→ To be done
Here are records with pictures in them. Copy all of them exactly and leave the pictures out.

→ Stored records
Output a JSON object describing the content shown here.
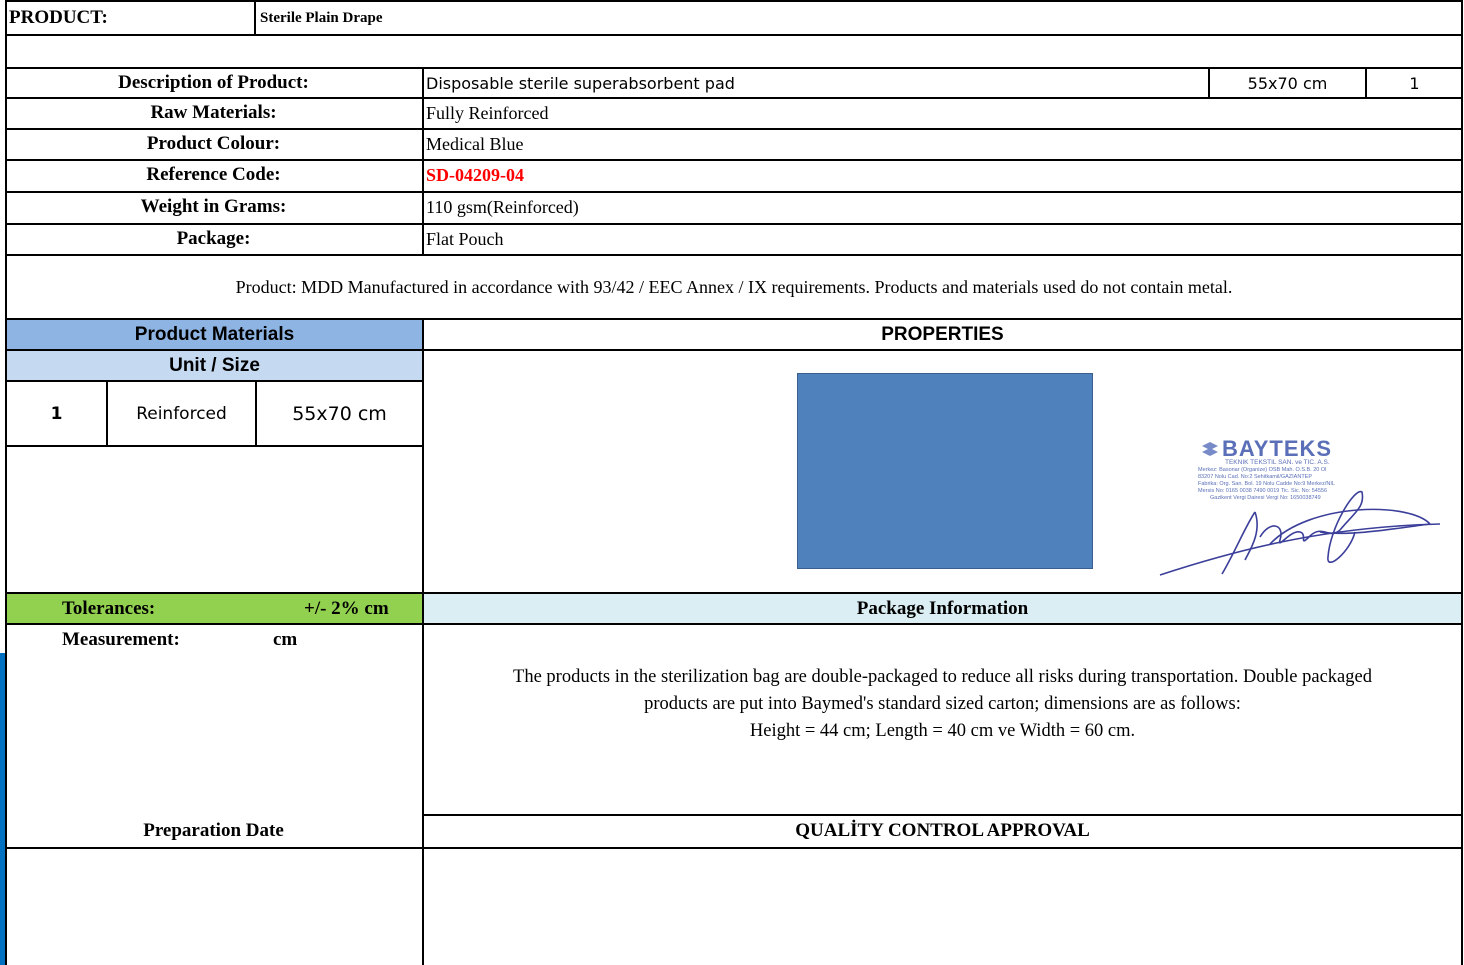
{
  "header": {
    "product_label": "PRODUCT:",
    "product_name": "Sterile Plain Drape"
  },
  "spec": {
    "rows": [
      {
        "label": "Description of Product:",
        "value": "Disposable sterile superabsorbent pad",
        "size": "55x70 cm",
        "qty": "1"
      },
      {
        "label": "Raw  Materials:",
        "value": "Fully Reinforced"
      },
      {
        "label": "Product Colour:",
        "value": "Medical Blue"
      },
      {
        "label": "Reference Code:",
        "value": "SD-04209-04"
      },
      {
        "label": "Weight in Grams:",
        "value": "110 gsm(Reinforced)"
      },
      {
        "label": "Package:",
        "value": "Flat Pouch"
      }
    ],
    "reference_color": "#ff0000"
  },
  "note": "Product: MDD Manufactured in accordance with 93/42 / EEC Annex / IX requirements. Products and materials used do not contain metal.",
  "materials": {
    "title": "Product Materials",
    "subtitle": "Unit / Size",
    "item": {
      "no": "1",
      "type": "Reinforced",
      "size": "55x70 cm"
    },
    "header_color": "#8db4e2",
    "subheader_color": "#c5d9f1"
  },
  "properties": {
    "title": "PROPERTIES",
    "swatch_color": "#4f81bd",
    "stamp": {
      "company": "BAYTEKS",
      "line1": "TEKNIK TEKSTIL SAN. ve TIC. A.S.",
      "line2": "Merkez: Basonar (Organize) OSB Mah. O.S.B. 20 Ol",
      "line3": "83207 Nolu Cad. No:2   Sehitkamil/GAZIANTEP",
      "line4": "Fabrika: Org. San. Bol. 19 Nolu Cadde No:9  Merkez/NIL",
      "line5": "Mersis No: 0165 0038 7490 0019   Tic. Sic. No: 54556",
      "line6": "Gazikent Vergi Dairesi Vergi No: 1650038749"
    }
  },
  "tolerances": {
    "label": "Tolerances:",
    "value": "+/- 2% cm",
    "color": "#92d050"
  },
  "measurement": {
    "label": "Measurement:",
    "unit": "cm"
  },
  "package_info": {
    "title": "Package Information",
    "title_color": "#daeef3",
    "text_line1": "The products in the sterilization bag are double-packaged to reduce all risks during transportation. Double packaged",
    "text_line2": "products are put into Baymed's standard sized carton; dimensions are as follows:",
    "text_line3": "Height = 44 cm; Length = 40 cm ve Width = 60 cm."
  },
  "preparation": {
    "label": "Preparation Date"
  },
  "quality": {
    "label": "QUALİTY CONTROL APPROVAL"
  },
  "accent_color": "#0070c0"
}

→ Final answer
Output a JSON object describing the content shown here.
{
  "header": {
    "product_label": "PRODUCT:",
    "product_name": "Sterile Plain Drape"
  },
  "spec": {
    "rows": [
      {
        "label": "Description of Product:",
        "value": "Disposable sterile superabsorbent pad",
        "size": "55x70 cm",
        "qty": "1"
      },
      {
        "label": "Raw  Materials:",
        "value": "Fully Reinforced"
      },
      {
        "label": "Product Colour:",
        "value": "Medical Blue"
      },
      {
        "label": "Reference Code:",
        "value": "SD-04209-04"
      },
      {
        "label": "Weight in Grams:",
        "value": "110 gsm(Reinforced)"
      },
      {
        "label": "Package:",
        "value": "Flat Pouch"
      }
    ],
    "reference_color": "#ff0000"
  },
  "note": "Product: MDD Manufactured in accordance with 93/42 / EEC Annex / IX requirements. Products and materials used do not contain metal.",
  "materials": {
    "title": "Product Materials",
    "subtitle": "Unit / Size",
    "item": {
      "no": "1",
      "type": "Reinforced",
      "size": "55x70 cm"
    },
    "header_color": "#8db4e2",
    "subheader_color": "#c5d9f1"
  },
  "properties": {
    "title": "PROPERTIES",
    "swatch_color": "#4f81bd",
    "stamp": {
      "company": "BAYTEKS",
      "line1": "TEKNIK TEKSTIL SAN. ve TIC. A.S.",
      "line2": "Merkez: Basonar (Organize) OSB Mah. O.S.B. 20 Ol",
      "line3": "83207 Nolu Cad. No:2   Sehitkamil/GAZIANTEP",
      "line4": "Fabrika: Org. San. Bol. 19 Nolu Cadde No:9  Merkez/NIL",
      "line5": "Mersis No: 0165 0038 7490 0019   Tic. Sic. No: 54556",
      "line6": "Gazikent Vergi Dairesi Vergi No: 1650038749"
    }
  },
  "tolerances": {
    "label": "Tolerances:",
    "value": "+/- 2% cm",
    "color": "#92d050"
  },
  "measurement": {
    "label": "Measurement:",
    "unit": "cm"
  },
  "package_info": {
    "title": "Package Information",
    "title_color": "#daeef3",
    "text_line1": "The products in the sterilization bag are double-packaged to reduce all risks during transportation. Double packaged",
    "text_line2": "products are put into Baymed's standard sized carton; dimensions are as follows:",
    "text_line3": "Height = 44 cm; Length = 40 cm ve Width = 60 cm."
  },
  "preparation": {
    "label": "Preparation Date"
  },
  "quality": {
    "label": "QUALİTY CONTROL APPROVAL"
  },
  "accent_color": "#0070c0"
}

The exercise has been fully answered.